──────── Records to use

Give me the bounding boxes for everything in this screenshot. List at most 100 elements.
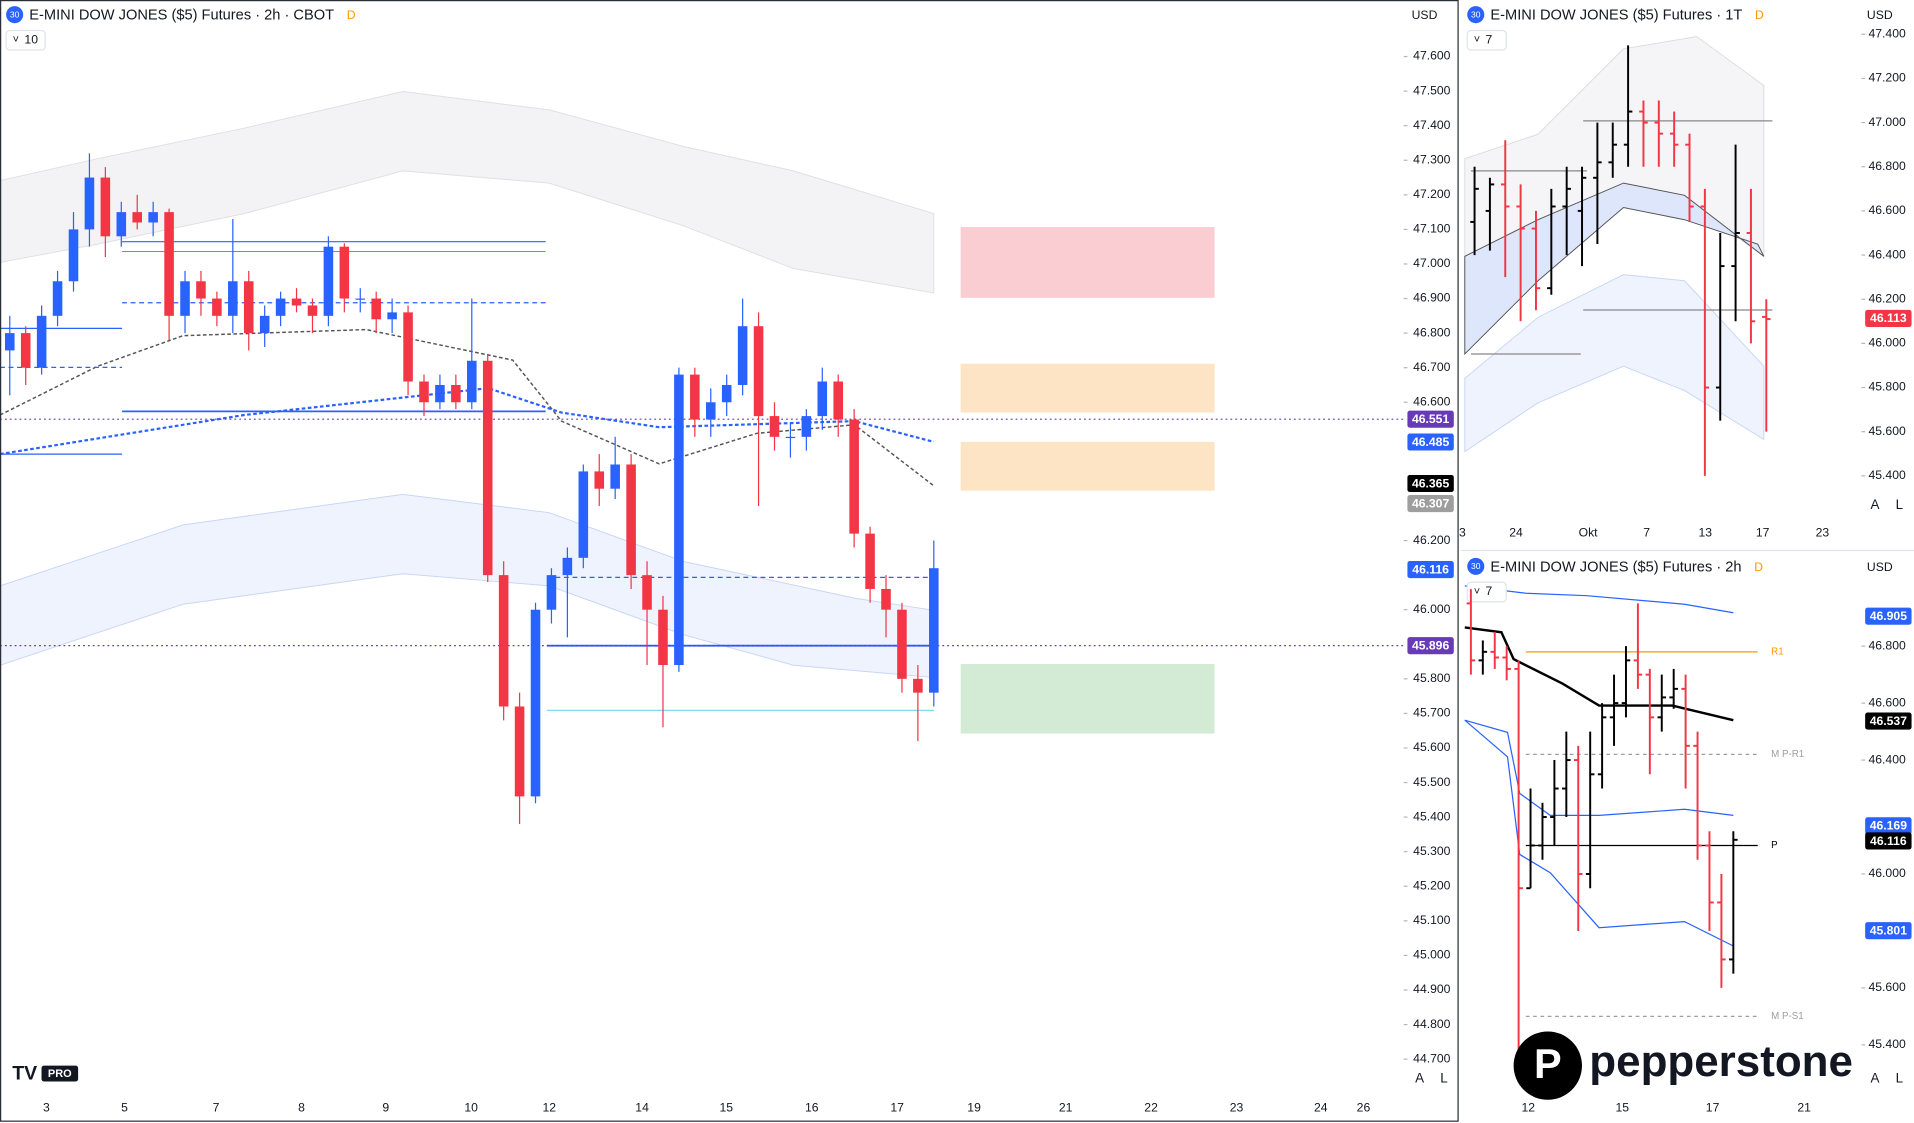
indicator-toggle[interactable] — [1466, 29, 1507, 51]
candle-body — [817, 381, 828, 417]
zone — [960, 363, 1215, 413]
price-badge-label: 46.307 — [1412, 496, 1449, 510]
chart-title: E-MINI DOW JONES ($5) Futures · 1T — [1490, 8, 1742, 24]
vwap-band — [1464, 719, 1734, 947]
y-tick-label: 46.200 — [1413, 533, 1450, 547]
y-tick-label: 46.800 — [1868, 638, 1905, 652]
indicator-toggle[interactable] — [5, 29, 46, 51]
x-tick-label: Okt — [1579, 526, 1599, 540]
x-tick-label: 7 — [213, 1101, 220, 1115]
scale-mode[interactable]: L — [1440, 1071, 1448, 1086]
candle-body — [705, 402, 716, 420]
candle-body — [626, 464, 636, 576]
scale-mode[interactable]: L — [1896, 1071, 1904, 1086]
y-tick-label: 47.000 — [1413, 256, 1450, 270]
scale-mode[interactable]: A — [1415, 1071, 1424, 1086]
scale-mode[interactable]: A — [1870, 1071, 1879, 1086]
candle-body — [514, 706, 525, 797]
x-tick-label: 16 — [805, 1101, 819, 1115]
y-tick-label: 45.400 — [1413, 809, 1450, 823]
currency[interactable]: USD — [1412, 8, 1438, 22]
candle-body — [610, 464, 620, 489]
candle-body — [116, 212, 127, 237]
indicator-toggle[interactable] — [1466, 581, 1507, 603]
candle-body — [690, 374, 700, 420]
x-tick-label: 5 — [121, 1101, 128, 1115]
x-tick-label: 9 — [382, 1101, 389, 1115]
currency[interactable]: USD — [1867, 8, 1893, 22]
candle-body — [275, 298, 286, 316]
currency[interactable]: USD — [1867, 560, 1893, 574]
candle-body — [833, 381, 843, 420]
price-badge — [1865, 712, 1912, 730]
price-badge-label: 46.169 — [1870, 819, 1907, 833]
candle-body — [243, 281, 254, 334]
candle-body — [913, 678, 923, 693]
candle-body — [721, 384, 732, 403]
candle-body — [403, 312, 413, 382]
chart-title: E-MINI DOW JONES ($5) Futures · 2h — [1490, 559, 1741, 575]
x-tick-label: 17 — [1756, 526, 1770, 540]
x-tick-label: 12 — [1521, 1101, 1535, 1115]
price-badge-label: 45.801 — [1870, 923, 1907, 937]
indicator-count: 7 — [1486, 33, 1493, 47]
y-tick-label: 46.900 — [1413, 291, 1450, 305]
price-badge-label: 46.551 — [1412, 412, 1449, 426]
scale-mode[interactable]: A — [1870, 497, 1879, 512]
y-tick-label: 45.400 — [1868, 1037, 1905, 1051]
level-label: M P-S1 — [1771, 1011, 1804, 1022]
y-tick-label: 47.200 — [1868, 71, 1905, 85]
candle-body — [530, 609, 541, 797]
y-tick-label: 46.700 — [1413, 360, 1450, 374]
indicator-count: 10 — [24, 33, 38, 47]
price-badge-label: 46.113 — [1870, 311, 1907, 325]
x-tick-label: 7 — [1643, 526, 1650, 540]
x-tick-label: 8 — [298, 1101, 305, 1115]
x-tick-label: 23 — [1230, 1101, 1244, 1115]
price-badge-label: 46.116 — [1870, 834, 1907, 848]
y-tick-label: 45.700 — [1413, 706, 1450, 720]
x-tick-label: 24 — [1509, 526, 1523, 540]
x-tick-label: 21 — [1797, 1101, 1811, 1115]
y-tick-label: 47.400 — [1413, 118, 1450, 132]
candle-body — [355, 298, 366, 300]
x-tick-label: 19 — [967, 1101, 981, 1115]
x-tick-label: 13 — [1698, 526, 1712, 540]
candle-body — [371, 298, 381, 320]
y-tick-label: 45.100 — [1413, 913, 1450, 927]
y-tick-label: 46.600 — [1868, 695, 1905, 709]
symbol-icon — [1467, 6, 1485, 24]
price-badge-label: 46.485 — [1412, 435, 1449, 449]
candle-body — [881, 588, 891, 610]
y-tick-label: 46.000 — [1413, 602, 1450, 616]
zone — [960, 441, 1215, 491]
logo-glyph: P — [1534, 1040, 1562, 1087]
indicator-chevron: ˅ — [1474, 586, 1480, 598]
candle-body — [658, 609, 668, 666]
zone — [960, 664, 1215, 734]
x-tick-label: 14 — [635, 1101, 649, 1115]
price-badge — [1865, 309, 1912, 327]
candle-body — [674, 374, 684, 666]
candle-body — [323, 246, 334, 316]
candle-body — [849, 419, 859, 534]
candle-body — [52, 281, 63, 316]
scale-mode[interactable]: L — [1896, 497, 1904, 512]
price-badge-label: 46.116 — [1412, 562, 1449, 576]
data-badge: D — [347, 8, 356, 22]
logo-text: pepperstone — [1589, 1037, 1853, 1086]
price-badge — [1407, 410, 1454, 428]
platform-mark: TV — [12, 1062, 37, 1084]
y-tick-label: 47.000 — [1868, 115, 1905, 129]
y-tick-label: 47.200 — [1413, 187, 1450, 201]
x-tick-label: 3 — [43, 1101, 50, 1115]
indicator-chevron: ˅ — [1474, 34, 1480, 46]
price-badge — [1865, 817, 1912, 835]
candle-body — [387, 312, 397, 320]
candle-body — [467, 360, 477, 403]
candle-body — [100, 177, 111, 237]
price-badge — [1407, 495, 1454, 513]
x-tick-label: 12 — [543, 1101, 557, 1115]
symbol-icon-label: 30 — [1471, 561, 1481, 571]
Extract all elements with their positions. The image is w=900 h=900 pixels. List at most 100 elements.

────────────────

Copy the records above word for word, keeping every line in its original order, but leave the pictures out of your copy.

# Answer to this task
Give me the bounding boxes for everything in this screenshot. List at most 100 elements.
indicator-toggle[interactable] — [1466, 29, 1507, 51]
candle-body — [817, 381, 828, 417]
zone — [960, 363, 1215, 413]
price-badge-label: 46.307 — [1412, 496, 1449, 510]
chart-title: E-MINI DOW JONES ($5) Futures · 1T — [1490, 8, 1742, 24]
vwap-band — [1464, 719, 1734, 947]
y-tick-label: 46.200 — [1413, 533, 1450, 547]
y-tick-label: 46.800 — [1868, 638, 1905, 652]
indicator-toggle[interactable] — [5, 29, 46, 51]
x-tick-label: Okt — [1579, 526, 1599, 540]
x-tick-label: 7 — [213, 1101, 220, 1115]
scale-mode[interactable]: L — [1440, 1071, 1448, 1086]
candle-body — [705, 402, 716, 420]
candle-body — [626, 464, 636, 576]
scale-mode[interactable]: L — [1896, 1071, 1904, 1086]
y-tick-label: 47.000 — [1413, 256, 1450, 270]
scale-mode[interactable]: A — [1415, 1071, 1424, 1086]
scale-mode[interactable]: A — [1870, 1071, 1879, 1086]
candle-body — [514, 706, 525, 797]
x-tick-label: 16 — [805, 1101, 819, 1115]
y-tick-label: 45.400 — [1413, 809, 1450, 823]
currency[interactable]: USD — [1412, 8, 1438, 22]
candle-body — [610, 464, 620, 489]
candle-body — [116, 212, 127, 237]
indicator-toggle[interactable] — [1466, 581, 1507, 603]
candle-body — [690, 374, 700, 420]
x-tick-label: 5 — [121, 1101, 128, 1115]
x-tick-label: 9 — [382, 1101, 389, 1115]
currency[interactable]: USD — [1867, 8, 1893, 22]
candle-body — [275, 298, 286, 316]
currency[interactable]: USD — [1867, 560, 1893, 574]
candle-body — [833, 381, 843, 420]
price-badge — [1865, 712, 1912, 730]
price-badge-label: 46.169 — [1870, 819, 1907, 833]
candle-body — [243, 281, 254, 334]
candle-body — [913, 678, 923, 693]
candle-body — [721, 384, 732, 403]
candle-body — [403, 312, 413, 382]
chart-title: E-MINI DOW JONES ($5) Futures · 2h — [1490, 559, 1741, 575]
x-tick-label: 17 — [1756, 526, 1770, 540]
x-tick-label: 12 — [1521, 1101, 1535, 1115]
price-badge-label: 45.801 — [1870, 923, 1907, 937]
indicator-count: 7 — [1486, 33, 1493, 47]
y-tick-label: 46.900 — [1413, 291, 1450, 305]
price-badge-label: 46.551 — [1412, 412, 1449, 426]
scale-mode[interactable]: A — [1870, 497, 1879, 512]
y-tick-label: 45.400 — [1868, 1037, 1905, 1051]
level-label: M P-S1 — [1771, 1011, 1804, 1022]
y-tick-label: 47.200 — [1868, 71, 1905, 85]
candle-body — [530, 609, 541, 797]
y-tick-label: 46.700 — [1413, 360, 1450, 374]
indicator-count: 10 — [24, 33, 38, 47]
price-badge-label: 46.113 — [1870, 311, 1907, 325]
x-tick-label: 7 — [1643, 526, 1650, 540]
x-tick-label: 8 — [298, 1101, 305, 1115]
x-tick-label: 23 — [1230, 1101, 1244, 1115]
price-badge-label: 46.116 — [1870, 834, 1907, 848]
y-tick-label: 45.700 — [1413, 706, 1450, 720]
x-tick-label: 24 — [1509, 526, 1523, 540]
x-tick-label: 21 — [1797, 1101, 1811, 1115]
y-tick-label: 47.400 — [1413, 118, 1450, 132]
candle-body — [355, 298, 366, 300]
x-tick-label: 19 — [967, 1101, 981, 1115]
x-tick-label: 13 — [1698, 526, 1712, 540]
candle-body — [371, 298, 381, 320]
y-tick-label: 45.100 — [1413, 913, 1450, 927]
y-tick-label: 46.600 — [1868, 695, 1905, 709]
symbol-icon — [1467, 6, 1485, 24]
price-badge-label: 46.485 — [1412, 435, 1449, 449]
candle-body — [881, 588, 891, 610]
y-tick-label: 46.000 — [1413, 602, 1450, 616]
zone — [960, 441, 1215, 491]
logo-glyph: P — [1534, 1040, 1562, 1087]
indicator-chevron: ˅ — [1474, 586, 1480, 598]
candle-body — [658, 609, 668, 666]
zone — [960, 664, 1215, 734]
x-tick-label: 14 — [635, 1101, 649, 1115]
price-badge — [1865, 309, 1912, 327]
candle-body — [674, 374, 684, 666]
candle-body — [323, 246, 334, 316]
candle-body — [849, 419, 859, 534]
candle-body — [52, 281, 63, 316]
scale-mode[interactable]: L — [1896, 497, 1904, 512]
price-badge-label: 46.116 — [1412, 562, 1449, 576]
data-badge: D — [347, 8, 356, 22]
logo-text: pepperstone — [1589, 1037, 1853, 1086]
price-badge — [1407, 410, 1454, 428]
platform-mark: TV — [12, 1062, 37, 1084]
y-tick-label: 47.000 — [1868, 115, 1905, 129]
y-tick-label: 47.200 — [1413, 187, 1450, 201]
x-tick-label: 3 — [43, 1101, 50, 1115]
indicator-chevron: ˅ — [1474, 34, 1480, 46]
price-badge — [1865, 817, 1912, 835]
candle-body — [387, 312, 397, 320]
candle-body — [467, 360, 477, 403]
candle-body — [100, 177, 111, 237]
price-badge — [1407, 495, 1454, 513]
x-tick-label: 12 — [543, 1101, 557, 1115]
symbol-icon-label: 30 — [1471, 561, 1481, 571]
Extract all elements with their positions. The image is w=900 h=900 pixels. List at most 100 elements.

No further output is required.